— START Dataset rows —
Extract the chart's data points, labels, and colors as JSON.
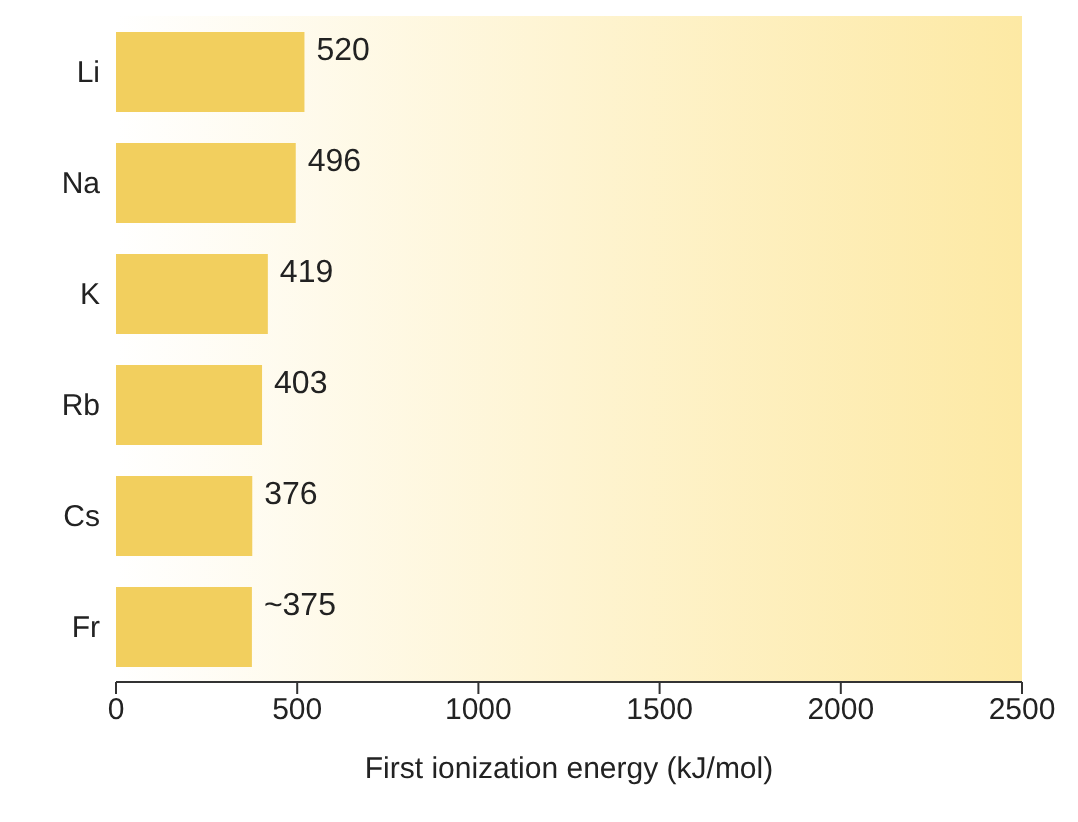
{
  "chart_data": {
    "type": "bar",
    "orientation": "horizontal",
    "xlabel": "First ionization energy (kJ/mol)",
    "categories": [
      "Li",
      "Na",
      "K",
      "Rb",
      "Cs",
      "Fr"
    ],
    "values": [
      520,
      496,
      419,
      403,
      376,
      375
    ],
    "value_labels": [
      "520",
      "496",
      "419",
      "403",
      "376",
      "~375"
    ],
    "color": "#f2cf5e",
    "xlim": [
      0,
      2500
    ],
    "xticks": [
      0,
      500,
      1000,
      1500,
      2000,
      2500
    ]
  }
}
— END Dataset rows —
- [Aim of the task]
Write out all the entries word for word, but skip any images.

- [Written reply]
Extract the chart's data points, labels, and colors as JSON.
{
  "chart_data": {
    "type": "bar",
    "orientation": "horizontal",
    "xlabel": "First ionization energy (kJ/mol)",
    "categories": [
      "Li",
      "Na",
      "K",
      "Rb",
      "Cs",
      "Fr"
    ],
    "values": [
      520,
      496,
      419,
      403,
      376,
      375
    ],
    "value_labels": [
      "520",
      "496",
      "419",
      "403",
      "376",
      "~375"
    ],
    "color": "#f2cf5e",
    "xlim": [
      0,
      2500
    ],
    "xticks": [
      0,
      500,
      1000,
      1500,
      2000,
      2500
    ]
  }
}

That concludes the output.